## start
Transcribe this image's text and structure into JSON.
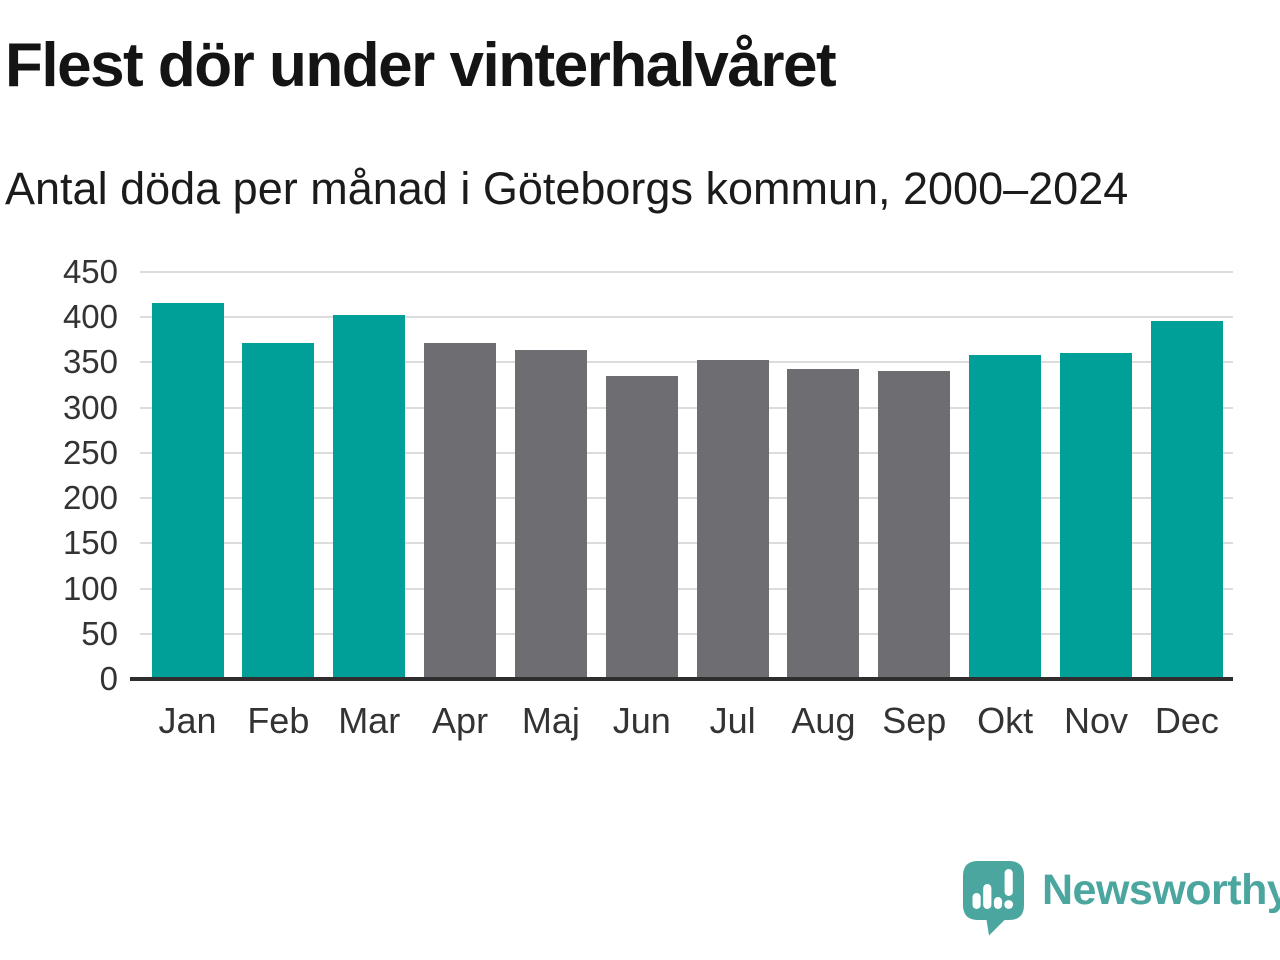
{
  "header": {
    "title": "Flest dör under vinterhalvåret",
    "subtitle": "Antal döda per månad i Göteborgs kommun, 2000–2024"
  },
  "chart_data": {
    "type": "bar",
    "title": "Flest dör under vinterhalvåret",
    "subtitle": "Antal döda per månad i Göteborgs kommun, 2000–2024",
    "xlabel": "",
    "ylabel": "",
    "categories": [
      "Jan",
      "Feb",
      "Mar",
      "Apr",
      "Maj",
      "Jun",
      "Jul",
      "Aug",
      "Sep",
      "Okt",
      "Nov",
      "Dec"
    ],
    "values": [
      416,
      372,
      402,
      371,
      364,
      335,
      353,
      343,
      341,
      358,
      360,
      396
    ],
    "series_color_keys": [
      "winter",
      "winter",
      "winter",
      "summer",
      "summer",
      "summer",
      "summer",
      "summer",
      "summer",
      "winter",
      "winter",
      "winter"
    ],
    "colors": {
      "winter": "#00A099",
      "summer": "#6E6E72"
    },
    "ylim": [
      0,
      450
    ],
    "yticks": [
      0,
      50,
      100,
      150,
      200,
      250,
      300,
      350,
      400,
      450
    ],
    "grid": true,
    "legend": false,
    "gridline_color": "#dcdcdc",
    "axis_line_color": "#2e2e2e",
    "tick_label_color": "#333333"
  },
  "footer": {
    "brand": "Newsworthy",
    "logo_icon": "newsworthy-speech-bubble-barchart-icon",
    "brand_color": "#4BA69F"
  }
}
## end
** Required work **
Set down all the entries exactly as they appear, but skip any pictures.

** Right answer **
Transcribe this image's text and structure into JSON.
{
  "header": {
    "title": "Flest dör under vinterhalvåret",
    "subtitle": "Antal döda per månad i Göteborgs kommun, 2000–2024"
  },
  "chart_data": {
    "type": "bar",
    "title": "Flest dör under vinterhalvåret",
    "subtitle": "Antal döda per månad i Göteborgs kommun, 2000–2024",
    "xlabel": "",
    "ylabel": "",
    "categories": [
      "Jan",
      "Feb",
      "Mar",
      "Apr",
      "Maj",
      "Jun",
      "Jul",
      "Aug",
      "Sep",
      "Okt",
      "Nov",
      "Dec"
    ],
    "values": [
      416,
      372,
      402,
      371,
      364,
      335,
      353,
      343,
      341,
      358,
      360,
      396
    ],
    "series_color_keys": [
      "winter",
      "winter",
      "winter",
      "summer",
      "summer",
      "summer",
      "summer",
      "summer",
      "summer",
      "winter",
      "winter",
      "winter"
    ],
    "colors": {
      "winter": "#00A099",
      "summer": "#6E6E72"
    },
    "ylim": [
      0,
      450
    ],
    "yticks": [
      0,
      50,
      100,
      150,
      200,
      250,
      300,
      350,
      400,
      450
    ],
    "grid": true,
    "legend": false,
    "gridline_color": "#dcdcdc",
    "axis_line_color": "#2e2e2e",
    "tick_label_color": "#333333"
  },
  "footer": {
    "brand": "Newsworthy",
    "logo_icon": "newsworthy-speech-bubble-barchart-icon",
    "brand_color": "#4BA69F"
  }
}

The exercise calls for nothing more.